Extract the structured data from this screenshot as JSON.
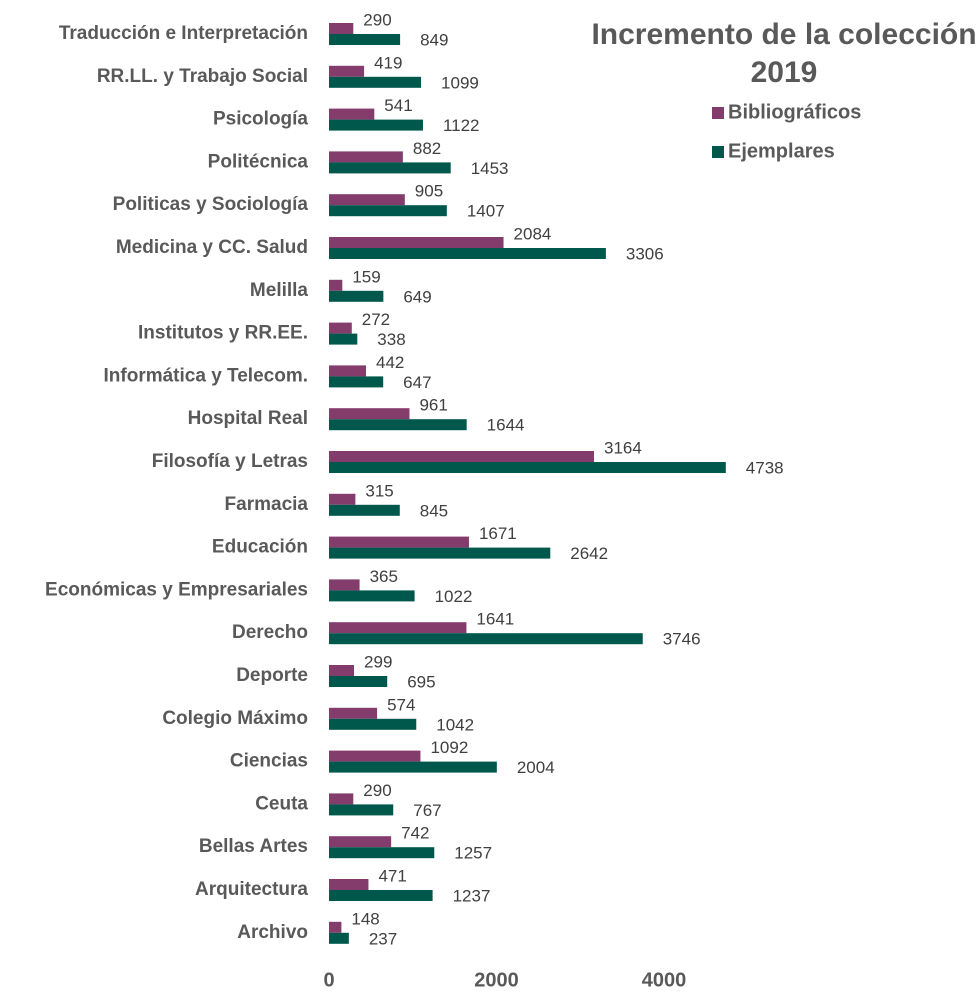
{
  "chart_data": {
    "type": "bar",
    "orientation": "horizontal",
    "title": "Incremento de la colección 2019",
    "categories": [
      "Traducción e Interpretación",
      "RR.LL. y Trabajo Social",
      "Psicología",
      "Politécnica",
      "Politicas y Sociología",
      "Medicina y CC. Salud",
      "Melilla",
      "Institutos y RR.EE.",
      "Informática y Telecom.",
      "Hospital Real",
      "Filosofía y Letras",
      "Farmacia",
      "Educación",
      "Económicas y Empresariales",
      "Derecho",
      "Deporte",
      "Colegio Máximo",
      "Ciencias",
      "Ceuta",
      "Bellas Artes",
      "Arquitectura",
      "Archivo"
    ],
    "series": [
      {
        "name": "Bibliográficos",
        "color": "#843c6c",
        "values": [
          290,
          419,
          541,
          882,
          905,
          2084,
          159,
          272,
          442,
          961,
          3164,
          315,
          1671,
          365,
          1641,
          299,
          574,
          1092,
          290,
          742,
          471,
          148
        ]
      },
      {
        "name": "Ejemplares",
        "color": "#00574b",
        "values": [
          849,
          1099,
          1122,
          1453,
          1407,
          3306,
          649,
          338,
          647,
          1644,
          4738,
          845,
          2642,
          1022,
          3746,
          695,
          1042,
          2004,
          767,
          1257,
          1237,
          237
        ]
      }
    ],
    "xlim": [
      0,
      5000
    ],
    "xticks": [
      0,
      2000,
      4000
    ],
    "grid": false,
    "legend": "upper right"
  }
}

Aim —
Tally the lines of the preceding listing in which the word "name" appears; state nothing but the total.

Written response —
2